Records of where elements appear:
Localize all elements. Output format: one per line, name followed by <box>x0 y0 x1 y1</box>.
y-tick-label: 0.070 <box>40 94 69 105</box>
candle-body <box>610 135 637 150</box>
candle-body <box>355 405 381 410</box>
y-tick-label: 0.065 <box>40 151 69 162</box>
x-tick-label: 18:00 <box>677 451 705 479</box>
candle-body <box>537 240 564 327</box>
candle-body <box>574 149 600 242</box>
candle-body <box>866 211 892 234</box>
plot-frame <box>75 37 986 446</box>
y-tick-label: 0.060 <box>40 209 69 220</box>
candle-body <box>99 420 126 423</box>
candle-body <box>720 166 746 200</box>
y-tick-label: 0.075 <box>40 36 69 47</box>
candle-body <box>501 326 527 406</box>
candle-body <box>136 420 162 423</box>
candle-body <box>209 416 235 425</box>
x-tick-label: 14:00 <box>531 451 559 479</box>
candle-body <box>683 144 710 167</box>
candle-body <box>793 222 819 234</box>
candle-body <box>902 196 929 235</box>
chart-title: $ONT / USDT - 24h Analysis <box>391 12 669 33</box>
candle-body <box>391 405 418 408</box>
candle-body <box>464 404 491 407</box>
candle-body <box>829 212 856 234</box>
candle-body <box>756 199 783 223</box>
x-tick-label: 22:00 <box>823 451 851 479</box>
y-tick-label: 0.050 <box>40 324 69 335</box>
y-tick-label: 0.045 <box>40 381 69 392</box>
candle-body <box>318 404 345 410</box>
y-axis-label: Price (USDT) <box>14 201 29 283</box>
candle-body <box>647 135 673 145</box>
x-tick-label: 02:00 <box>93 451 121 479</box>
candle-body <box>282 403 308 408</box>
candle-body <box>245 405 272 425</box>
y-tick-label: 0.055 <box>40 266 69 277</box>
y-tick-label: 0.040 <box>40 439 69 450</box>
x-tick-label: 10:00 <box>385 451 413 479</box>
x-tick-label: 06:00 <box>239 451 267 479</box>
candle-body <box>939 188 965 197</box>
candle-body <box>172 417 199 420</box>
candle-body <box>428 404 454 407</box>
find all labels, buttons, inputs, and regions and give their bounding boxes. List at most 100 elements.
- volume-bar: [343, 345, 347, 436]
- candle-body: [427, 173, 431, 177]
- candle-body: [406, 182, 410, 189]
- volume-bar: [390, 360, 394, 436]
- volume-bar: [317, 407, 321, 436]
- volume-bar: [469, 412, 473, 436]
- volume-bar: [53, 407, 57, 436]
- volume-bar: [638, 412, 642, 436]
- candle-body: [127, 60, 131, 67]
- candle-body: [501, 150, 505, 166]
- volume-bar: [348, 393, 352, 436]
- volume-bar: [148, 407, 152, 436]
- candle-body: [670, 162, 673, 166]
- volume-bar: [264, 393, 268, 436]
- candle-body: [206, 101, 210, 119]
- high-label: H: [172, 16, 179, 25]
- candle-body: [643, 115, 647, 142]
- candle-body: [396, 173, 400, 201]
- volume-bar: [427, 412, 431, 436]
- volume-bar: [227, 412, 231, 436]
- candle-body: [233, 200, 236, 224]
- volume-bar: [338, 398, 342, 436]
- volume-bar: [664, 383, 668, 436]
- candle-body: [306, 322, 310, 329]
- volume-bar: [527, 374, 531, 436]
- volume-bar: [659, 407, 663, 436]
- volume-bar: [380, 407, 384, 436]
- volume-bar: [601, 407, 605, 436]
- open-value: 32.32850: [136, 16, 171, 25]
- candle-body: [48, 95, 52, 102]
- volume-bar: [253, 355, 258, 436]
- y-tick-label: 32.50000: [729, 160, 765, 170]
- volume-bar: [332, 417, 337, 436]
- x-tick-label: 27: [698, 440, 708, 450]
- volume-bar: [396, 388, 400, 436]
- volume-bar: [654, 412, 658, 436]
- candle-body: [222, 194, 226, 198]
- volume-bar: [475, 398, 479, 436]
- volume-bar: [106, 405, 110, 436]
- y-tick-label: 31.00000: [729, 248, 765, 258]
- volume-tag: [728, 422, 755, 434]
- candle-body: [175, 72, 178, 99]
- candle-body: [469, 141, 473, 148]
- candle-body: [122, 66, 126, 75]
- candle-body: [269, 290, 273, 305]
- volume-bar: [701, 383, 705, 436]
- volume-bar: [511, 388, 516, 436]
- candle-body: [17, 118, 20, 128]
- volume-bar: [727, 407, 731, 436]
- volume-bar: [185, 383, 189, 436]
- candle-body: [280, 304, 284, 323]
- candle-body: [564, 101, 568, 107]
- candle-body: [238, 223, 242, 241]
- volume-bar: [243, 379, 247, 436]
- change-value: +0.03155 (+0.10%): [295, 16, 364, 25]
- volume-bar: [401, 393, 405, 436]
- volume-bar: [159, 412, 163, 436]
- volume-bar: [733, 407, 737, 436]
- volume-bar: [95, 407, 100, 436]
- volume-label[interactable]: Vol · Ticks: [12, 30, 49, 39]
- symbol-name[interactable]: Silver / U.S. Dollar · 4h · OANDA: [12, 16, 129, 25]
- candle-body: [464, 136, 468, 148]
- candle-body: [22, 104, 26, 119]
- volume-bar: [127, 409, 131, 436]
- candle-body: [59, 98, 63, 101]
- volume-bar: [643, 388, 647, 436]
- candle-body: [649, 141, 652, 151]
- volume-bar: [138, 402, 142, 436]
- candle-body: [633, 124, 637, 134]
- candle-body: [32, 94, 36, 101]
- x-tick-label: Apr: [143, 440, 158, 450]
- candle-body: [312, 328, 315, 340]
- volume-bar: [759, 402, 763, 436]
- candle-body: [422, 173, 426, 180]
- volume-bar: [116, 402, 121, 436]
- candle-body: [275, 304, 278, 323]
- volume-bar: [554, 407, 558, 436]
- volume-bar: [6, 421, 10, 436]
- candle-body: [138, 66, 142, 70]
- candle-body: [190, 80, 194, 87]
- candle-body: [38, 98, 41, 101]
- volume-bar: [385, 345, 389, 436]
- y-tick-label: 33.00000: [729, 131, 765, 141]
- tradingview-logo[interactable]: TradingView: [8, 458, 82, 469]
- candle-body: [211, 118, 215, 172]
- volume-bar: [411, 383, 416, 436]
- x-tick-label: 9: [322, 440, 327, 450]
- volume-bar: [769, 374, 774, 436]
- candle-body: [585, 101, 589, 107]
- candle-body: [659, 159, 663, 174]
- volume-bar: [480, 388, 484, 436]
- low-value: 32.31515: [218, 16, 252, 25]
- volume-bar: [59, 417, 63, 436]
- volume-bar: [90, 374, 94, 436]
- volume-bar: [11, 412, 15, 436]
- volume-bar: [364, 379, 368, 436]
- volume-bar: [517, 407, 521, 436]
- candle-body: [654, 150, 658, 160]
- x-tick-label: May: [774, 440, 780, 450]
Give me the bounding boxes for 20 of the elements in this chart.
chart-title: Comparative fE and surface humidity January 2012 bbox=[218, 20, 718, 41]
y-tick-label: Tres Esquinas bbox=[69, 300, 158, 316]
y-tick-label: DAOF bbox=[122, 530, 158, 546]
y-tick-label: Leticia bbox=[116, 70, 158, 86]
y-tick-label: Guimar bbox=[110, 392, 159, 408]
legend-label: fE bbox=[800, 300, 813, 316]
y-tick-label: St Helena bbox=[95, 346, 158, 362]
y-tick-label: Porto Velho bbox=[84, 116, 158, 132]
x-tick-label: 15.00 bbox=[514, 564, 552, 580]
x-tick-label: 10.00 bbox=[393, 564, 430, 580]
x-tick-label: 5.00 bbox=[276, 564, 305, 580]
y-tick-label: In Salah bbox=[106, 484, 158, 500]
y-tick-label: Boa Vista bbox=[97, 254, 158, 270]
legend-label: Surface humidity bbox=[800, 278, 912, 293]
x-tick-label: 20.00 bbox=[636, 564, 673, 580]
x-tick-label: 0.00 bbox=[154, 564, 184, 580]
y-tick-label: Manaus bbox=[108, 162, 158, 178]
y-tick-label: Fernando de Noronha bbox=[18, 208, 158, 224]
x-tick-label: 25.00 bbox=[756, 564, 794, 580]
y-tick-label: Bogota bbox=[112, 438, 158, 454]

● What to work on: Return the entries above unchanged, everything from the first line down through the line containing "candle-body <box>574 149 600 242</box>", including both ends.

● Correct result:
Localize all elements. Output format: one per line, name followed by <box>x0 y0 x1 y1</box>.
y-tick-label: 0.070 <box>40 94 69 105</box>
candle-body <box>610 135 637 150</box>
candle-body <box>355 405 381 410</box>
y-tick-label: 0.065 <box>40 151 69 162</box>
x-tick-label: 18:00 <box>677 451 705 479</box>
candle-body <box>537 240 564 327</box>
candle-body <box>574 149 600 242</box>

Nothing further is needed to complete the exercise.